> Given records:
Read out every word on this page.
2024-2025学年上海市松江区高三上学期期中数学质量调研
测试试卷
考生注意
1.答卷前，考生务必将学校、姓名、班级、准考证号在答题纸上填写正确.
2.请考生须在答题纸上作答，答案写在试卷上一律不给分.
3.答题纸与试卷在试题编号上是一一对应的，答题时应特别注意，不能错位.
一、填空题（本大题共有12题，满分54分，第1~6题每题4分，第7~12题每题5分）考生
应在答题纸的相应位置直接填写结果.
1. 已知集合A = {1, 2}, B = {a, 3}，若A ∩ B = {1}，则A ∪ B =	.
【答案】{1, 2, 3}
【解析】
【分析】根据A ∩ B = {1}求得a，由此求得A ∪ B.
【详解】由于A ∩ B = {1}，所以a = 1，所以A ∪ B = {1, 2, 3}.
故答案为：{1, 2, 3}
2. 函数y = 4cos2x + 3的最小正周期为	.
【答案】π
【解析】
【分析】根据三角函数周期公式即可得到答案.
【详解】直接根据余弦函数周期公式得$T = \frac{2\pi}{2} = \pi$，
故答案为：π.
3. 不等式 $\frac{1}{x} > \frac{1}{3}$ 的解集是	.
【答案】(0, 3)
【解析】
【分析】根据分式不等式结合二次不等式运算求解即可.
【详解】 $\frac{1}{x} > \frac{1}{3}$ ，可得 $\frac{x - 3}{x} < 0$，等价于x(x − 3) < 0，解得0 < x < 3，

> Task brief: Give all the records again. Match them exactly.

> Solution:
Read out every word on this page.
2024-2025学年上海市松江区高三上学期期中数学质量调研
测试试卷
考生注意
1.答卷前，考生务必将学校、姓名、班级、准考证号在答题纸上填写正确.
2.请考生须在答题纸上作答，答案写在试卷上一律不给分.
3.答题纸与试卷在试题编号上是一一对应的，答题时应特别注意，不能错位.
一、填空题（本大题共有12题，满分54分，第1~6题每题4分，第7~12题每题5分）考生
应在答题纸的相应位置直接填写结果.
1. 已知集合A = {1, 2}, B = {a, 3}，若A ∩ B = {1}，则A ∪ B =	.
【答案】{1, 2, 3}
【解析】
【分析】根据A ∩ B = {1}求得a，由此求得A ∪ B.
【详解】由于A ∩ B = {1}，所以a = 1，所以A ∪ B = {1, 2, 3}.
故答案为：{1, 2, 3}
2. 函数y = 4cos2x + 3的最小正周期为	.
【答案】π
【解析】
【分析】根据三角函数周期公式即可得到答案.
【详解】直接根据余弦函数周期公式得$T = \frac{2\pi}{2} = \pi$，
故答案为：π.
3. 不等式 $\frac{1}{x} > \frac{1}{3}$ 的解集是	.
【答案】(0, 3)
【解析】
【分析】根据分式不等式结合二次不等式运算求解即可.
【详解】 $\frac{1}{x} > \frac{1}{3}$ ，可得 $\frac{x - 3}{x} < 0$，等价于x(x − 3) < 0，解得0 < x < 3，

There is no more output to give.